Work required: Transcribe all of the data exactly. Omit the pictures.

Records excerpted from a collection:

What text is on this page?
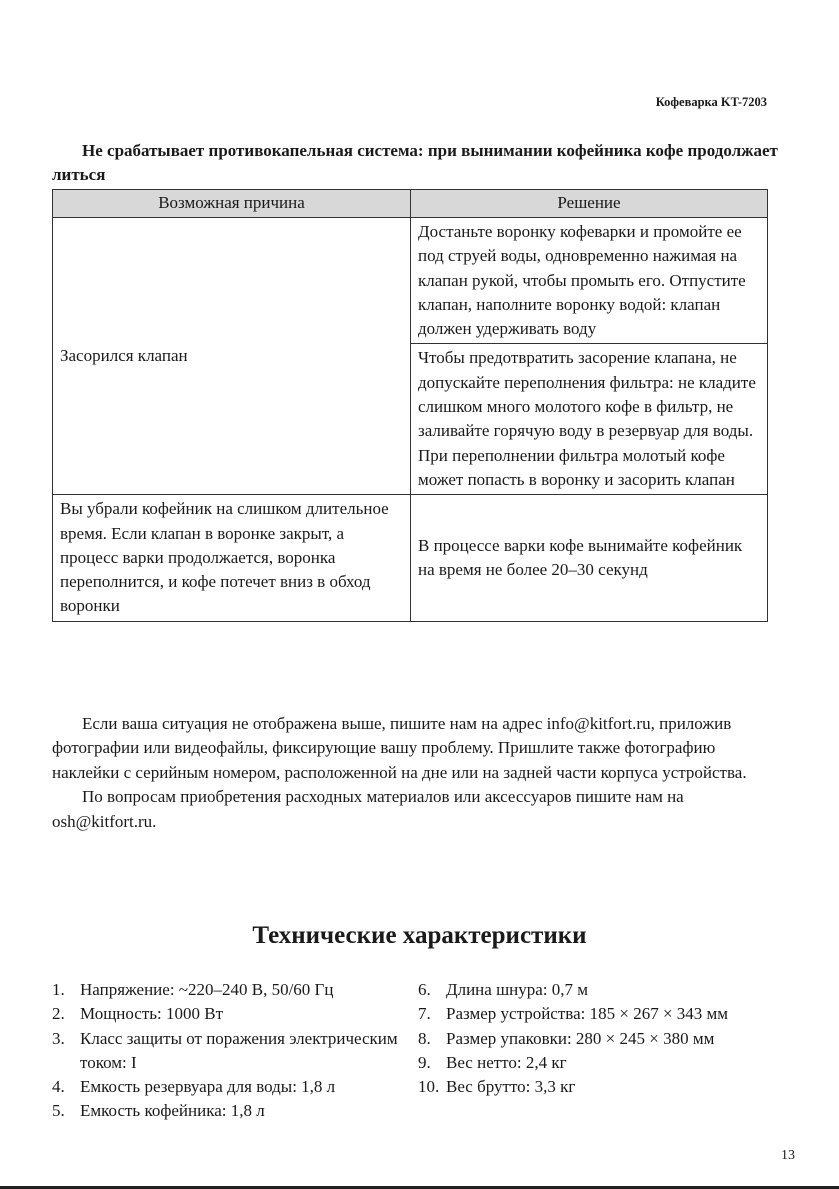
Кофеварка KT-7203
Не срабатывает противокапельная система: при вынимании кофейника кофе продолжает литься
Возможная причина	Решение
Засорился клапан	Достаньте воронку кофеварки и промойте ее под струей воды, одновременно нажимая на клапан рукой, чтобы промыть его. Отпустите клапан, наполните воронку водой: клапан должен удерживать воду
	Чтобы предотвратить засорение клапана, не допускайте переполнения фильтра: не кладите слишком много молотого кофе в фильтр, не заливайте горячую воду в резервуар для воды. При переполнении фильтра молотый кофе может попасть в воронку и засорить клапан
Вы убрали кофейник на слишком длительное время. Если клапан в воронке закрыт, а процесс варки продолжается, воронка переполнится, и кофе потечет вниз в обход воронки	В процессе варки кофе вынимайте кофейник на время не более 20–30 секунд

Если ваша ситуация не отображена выше, пишите нам на адрес info@kitfort.ru, приложив фотографии или видеофайлы, фиксирующие вашу проблему. Пришлите также фотографию наклейки с серийным номером, расположенной на дне или на задней части корпуса устройства.

По вопросам приобретения расходных материалов или аксессуаров пишите нам на osh@kitfort.ru.

Технические характеристики
1. Напряжение: ~220–240 В, 50/60 Гц
2. Мощность: 1000 Вт
3. Класс защиты от поражения электрическим током: I
4. Емкость резервуара для воды: 1,8 л
5. Емкость кофейника: 1,8 л
6. Длина шнура: 0,7 м
7. Размер устройства: 185 × 267 × 343 мм
8. Размер упаковки: 280 × 245 × 380 мм
9. Вес нетто: 2,4 кг
10. Вес брутто: 3,3 кг
13
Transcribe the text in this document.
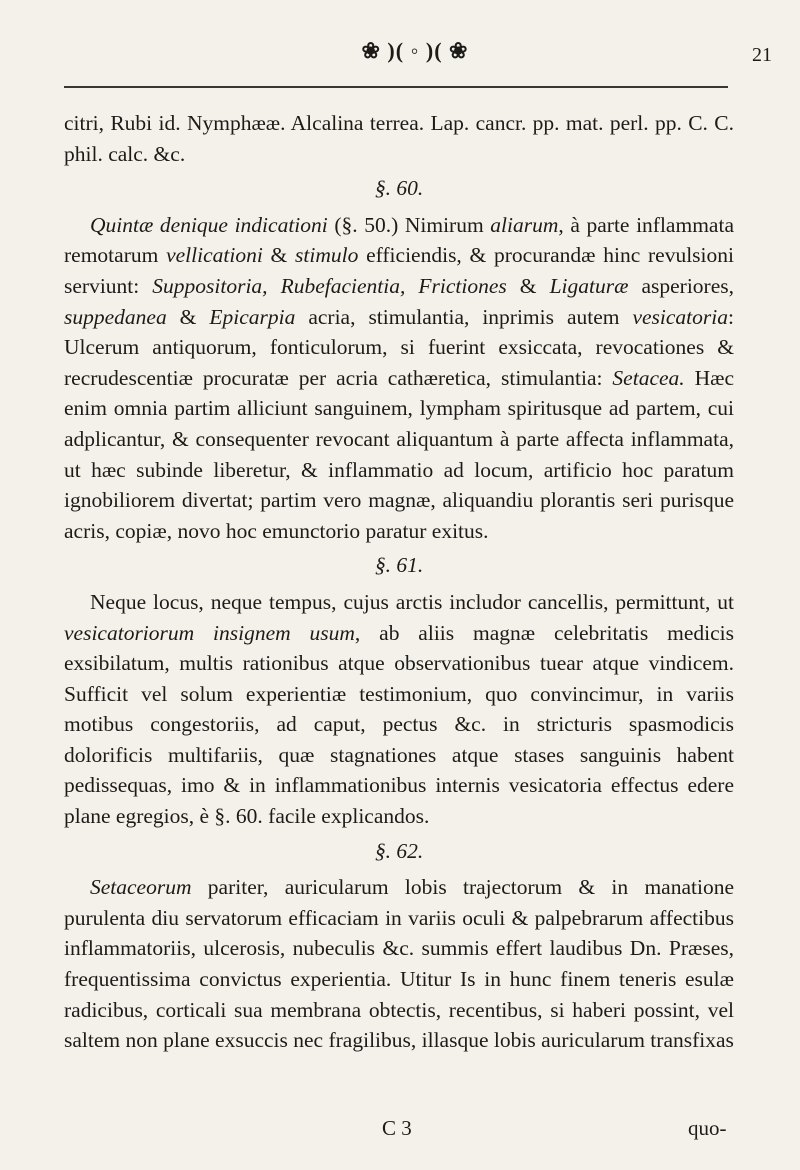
❀ )( ◦ )( ❀	21

citri, Rubi id. Nymphææ. Alcalina terrea. Lap. cancr. pp. mat. perl. pp. C. C. phil. calc. &c.

§. 60.

Quintæ denique indicationi (§. 50.) Nimirum aliarum, à parte inflammata remotarum vellicationi & stimulo efficiendis, & procurandæ hinc revulsioni serviunt: Suppositoria, Rubefacientia, Frictiones & Ligaturæ asperiores, suppedanea & Epicarpia acria, stimulantia, inprimis autem vesicatoria: Ulcerum antiquorum, fonticulorum, si fuerint exsiccata, revocationes & recrudescentiæ procuratæ per acria cathæretica, stimulantia: Setacea. Hæc enim omnia partim alliciunt sanguinem, lympham spiritusque ad partem, cui adplicantur, & consequenter revocant aliquantum à parte affecta inflammata, ut hæc subinde liberetur, & inflammatio ad locum, artificio hoc paratum ignobiliorem divertat; partim vero magnæ, aliquandiu plorantis seri purisque acris, copiæ, novo hoc emunctorio paratur exitus.

§. 61.

Neque locus, neque tempus, cujus arctis includor cancellis, permittunt, ut vesicatoriorum insignem usum, ab aliis magnæ celebritatis medicis exsibilatum, multis rationibus atque observationibus tuear atque vindicem. Sufficit vel solum experientiæ testimonium, quo convincimur, in variis motibus congestoriis, ad caput, pectus &c. in stricturis spasmodicis dolorificis multifariis, quæ stagnationes atque stases sanguinis habent pedissequas, imo & in inflammationibus internis vesicatoria effectus edere plane egregios, è §. 60. facile explicandos.

§. 62.

Setaceorum pariter, auricularum lobis trajectorum & in manatione purulenta diu servatorum efficaciam in variis oculi & palpebrarum affectibus inflammatoriis, ulcerosis, nubeculis &c. summis effert laudibus Dn. Præses, frequentissima convictus experientia. Utitur Is in hunc finem teneris esulæ radicibus, corticali sua membrana obtectis, recentibus, si haberi possint, vel saltem non plane exsuccis nec fragilibus, illasque lobis auricularum transfixas

C 3	quo-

Finished exercise:
What text is on this page?
Кофеварка KT-7203
Не срабатывает противокапельная система: при вынимании кофейника кофе продолжает литься
Возможная причина	Решение
Засорился клапан	Достаньте воронку кофеварки и промойте ее под струей воды, одновременно нажимая на клапан рукой, чтобы промыть его. Отпустите клапан, наполните воронку водой: клапан должен удерживать воду
	Чтобы предотвратить засорение клапана, не допускайте переполнения фильтра: не кладите слишком много молотого кофе в фильтр, не заливайте горячую воду в резервуар для воды. При переполнении фильтра молотый кофе может попасть в воронку и засорить клапан
Вы убрали кофейник на слишком длительное время. Если клапан в воронке закрыт, а процесс варки продолжается, воронка переполнится, и кофе потечет вниз в обход воронки	В процессе варки кофе вынимайте кофейник на время не более 20–30 секунд

Если ваша ситуация не отображена выше, пишите нам на адрес info@kitfort.ru, приложив фотографии или видеофайлы, фиксирующие вашу проблему. Пришлите также фотографию наклейки с серийным номером, расположенной на дне или на задней части корпуса устройства.

По вопросам приобретения расходных материалов или аксессуаров пишите нам на osh@kitfort.ru.

Технические характеристики
1. Напряжение: ~220–240 В, 50/60 Гц
2. Мощность: 1000 Вт
3. Класс защиты от поражения электрическим током: I
4. Емкость резервуара для воды: 1,8 л
5. Емкость кофейника: 1,8 л
6. Длина шнура: 0,7 м
7. Размер устройства: 185 × 267 × 343 мм
8. Размер упаковки: 280 × 245 × 380 мм
9. Вес нетто: 2,4 кг
10. Вес брутто: 3,3 кг
13
Transcribe the text in this document.
❀ )( ◦ )( ❀	21

citri, Rubi id. Nymphææ. Alcalina terrea. Lap. cancr. pp. mat. perl. pp. C. C. phil. calc. &c.

§. 60.

Quintæ denique indicationi (§. 50.) Nimirum aliarum, à parte inflammata remotarum vellicationi & stimulo efficiendis, & procurandæ hinc revulsioni serviunt: Suppositoria, Rubefacientia, Frictiones & Ligaturæ asperiores, suppedanea & Epicarpia acria, stimulantia, inprimis autem vesicatoria: Ulcerum antiquorum, fonticulorum, si fuerint exsiccata, revocationes & recrudescentiæ procuratæ per acria cathæretica, stimulantia: Setacea. Hæc enim omnia partim alliciunt sanguinem, lympham spiritusque ad partem, cui adplicantur, & consequenter revocant aliquantum à parte affecta inflammata, ut hæc subinde liberetur, & inflammatio ad locum, artificio hoc paratum ignobiliorem divertat; partim vero magnæ, aliquandiu plorantis seri purisque acris, copiæ, novo hoc emunctorio paratur exitus.

§. 61.

Neque locus, neque tempus, cujus arctis includor cancellis, permittunt, ut vesicatoriorum insignem usum, ab aliis magnæ celebritatis medicis exsibilatum, multis rationibus atque observationibus tuear atque vindicem. Sufficit vel solum experientiæ testimonium, quo convincimur, in variis motibus congestoriis, ad caput, pectus &c. in stricturis spasmodicis dolorificis multifariis, quæ stagnationes atque stases sanguinis habent pedissequas, imo & in inflammationibus internis vesicatoria effectus edere plane egregios, è §. 60. facile explicandos.

§. 62.

Setaceorum pariter, auricularum lobis trajectorum & in manatione purulenta diu servatorum efficaciam in variis oculi & palpebrarum affectibus inflammatoriis, ulcerosis, nubeculis &c. summis effert laudibus Dn. Præses, frequentissima convictus experientia. Utitur Is in hunc finem teneris esulæ radicibus, corticali sua membrana obtectis, recentibus, si haberi possint, vel saltem non plane exsuccis nec fragilibus, illasque lobis auricularum transfixas

C 3	quo-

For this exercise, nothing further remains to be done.